Saved entries:

--------------------

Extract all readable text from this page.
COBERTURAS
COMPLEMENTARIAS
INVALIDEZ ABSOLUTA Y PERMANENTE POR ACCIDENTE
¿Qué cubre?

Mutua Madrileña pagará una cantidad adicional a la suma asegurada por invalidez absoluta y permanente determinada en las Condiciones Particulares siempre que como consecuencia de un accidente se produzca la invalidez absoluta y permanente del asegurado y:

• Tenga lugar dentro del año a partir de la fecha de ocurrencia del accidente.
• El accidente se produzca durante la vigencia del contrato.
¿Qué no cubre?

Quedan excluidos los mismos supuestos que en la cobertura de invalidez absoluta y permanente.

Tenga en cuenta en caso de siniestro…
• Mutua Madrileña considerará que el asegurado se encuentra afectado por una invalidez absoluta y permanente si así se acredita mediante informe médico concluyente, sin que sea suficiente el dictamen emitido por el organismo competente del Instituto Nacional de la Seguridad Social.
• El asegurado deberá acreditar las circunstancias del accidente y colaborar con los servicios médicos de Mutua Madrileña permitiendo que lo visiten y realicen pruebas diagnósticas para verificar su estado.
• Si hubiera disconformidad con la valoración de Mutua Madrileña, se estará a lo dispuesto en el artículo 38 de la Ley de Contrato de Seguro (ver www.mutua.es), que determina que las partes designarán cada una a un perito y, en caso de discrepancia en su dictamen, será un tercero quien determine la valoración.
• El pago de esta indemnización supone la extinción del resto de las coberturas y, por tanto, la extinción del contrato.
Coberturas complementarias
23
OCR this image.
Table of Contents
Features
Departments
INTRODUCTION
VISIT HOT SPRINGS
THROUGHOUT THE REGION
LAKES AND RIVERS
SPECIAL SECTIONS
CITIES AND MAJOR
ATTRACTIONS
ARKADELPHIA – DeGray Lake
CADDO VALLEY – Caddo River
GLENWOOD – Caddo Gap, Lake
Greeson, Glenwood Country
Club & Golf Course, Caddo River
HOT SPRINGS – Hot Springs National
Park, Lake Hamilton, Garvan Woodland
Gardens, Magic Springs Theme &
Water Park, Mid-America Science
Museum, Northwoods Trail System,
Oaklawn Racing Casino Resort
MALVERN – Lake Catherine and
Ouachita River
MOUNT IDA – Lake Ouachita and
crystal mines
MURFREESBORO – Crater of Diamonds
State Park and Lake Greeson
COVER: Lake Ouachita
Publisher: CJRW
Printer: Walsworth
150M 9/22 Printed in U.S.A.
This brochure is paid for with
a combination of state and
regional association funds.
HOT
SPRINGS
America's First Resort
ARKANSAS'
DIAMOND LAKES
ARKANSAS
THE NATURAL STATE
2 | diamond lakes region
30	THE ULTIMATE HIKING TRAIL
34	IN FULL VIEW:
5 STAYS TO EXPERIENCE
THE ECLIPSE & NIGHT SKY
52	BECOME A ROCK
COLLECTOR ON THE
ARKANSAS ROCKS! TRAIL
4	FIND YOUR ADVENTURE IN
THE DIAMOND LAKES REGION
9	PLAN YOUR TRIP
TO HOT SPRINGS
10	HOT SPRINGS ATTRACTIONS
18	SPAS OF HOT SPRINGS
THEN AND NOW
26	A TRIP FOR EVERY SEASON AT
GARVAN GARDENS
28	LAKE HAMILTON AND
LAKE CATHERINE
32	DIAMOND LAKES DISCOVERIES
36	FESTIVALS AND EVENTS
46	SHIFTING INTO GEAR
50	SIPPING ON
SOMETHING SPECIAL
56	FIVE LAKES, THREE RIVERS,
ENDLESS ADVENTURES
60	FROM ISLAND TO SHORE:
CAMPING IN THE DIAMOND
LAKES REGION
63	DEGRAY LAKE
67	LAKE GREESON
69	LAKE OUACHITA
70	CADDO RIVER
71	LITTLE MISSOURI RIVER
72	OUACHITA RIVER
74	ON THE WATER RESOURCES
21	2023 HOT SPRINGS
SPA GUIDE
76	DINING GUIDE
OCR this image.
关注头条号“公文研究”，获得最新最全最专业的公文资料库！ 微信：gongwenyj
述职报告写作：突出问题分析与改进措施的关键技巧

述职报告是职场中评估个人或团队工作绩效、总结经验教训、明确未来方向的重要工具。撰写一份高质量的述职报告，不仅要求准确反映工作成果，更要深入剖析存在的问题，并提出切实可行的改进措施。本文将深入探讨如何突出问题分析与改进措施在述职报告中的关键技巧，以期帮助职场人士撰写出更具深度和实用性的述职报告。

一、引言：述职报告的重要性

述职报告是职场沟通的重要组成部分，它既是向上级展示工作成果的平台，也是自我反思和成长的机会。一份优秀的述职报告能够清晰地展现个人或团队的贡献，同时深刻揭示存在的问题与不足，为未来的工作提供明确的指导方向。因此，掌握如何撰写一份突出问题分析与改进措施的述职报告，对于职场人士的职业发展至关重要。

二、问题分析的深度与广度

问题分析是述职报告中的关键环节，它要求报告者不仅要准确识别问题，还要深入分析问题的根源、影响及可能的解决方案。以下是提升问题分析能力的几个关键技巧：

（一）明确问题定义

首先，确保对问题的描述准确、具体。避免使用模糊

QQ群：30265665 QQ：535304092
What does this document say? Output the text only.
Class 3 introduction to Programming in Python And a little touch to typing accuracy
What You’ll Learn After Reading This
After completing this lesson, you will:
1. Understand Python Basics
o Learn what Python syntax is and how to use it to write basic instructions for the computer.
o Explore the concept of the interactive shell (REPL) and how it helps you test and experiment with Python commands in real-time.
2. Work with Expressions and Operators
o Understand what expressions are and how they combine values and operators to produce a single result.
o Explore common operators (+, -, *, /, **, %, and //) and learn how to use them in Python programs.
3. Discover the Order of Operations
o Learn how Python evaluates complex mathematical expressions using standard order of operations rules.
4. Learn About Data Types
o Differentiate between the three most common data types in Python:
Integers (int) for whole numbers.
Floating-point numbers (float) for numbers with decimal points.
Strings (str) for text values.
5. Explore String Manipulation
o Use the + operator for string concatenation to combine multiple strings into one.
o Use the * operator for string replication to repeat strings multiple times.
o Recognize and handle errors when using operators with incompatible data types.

--------------------

■ What you should do: Say how many lines contain the string "numbers", giving nothing but the count.

■ Written solution: 2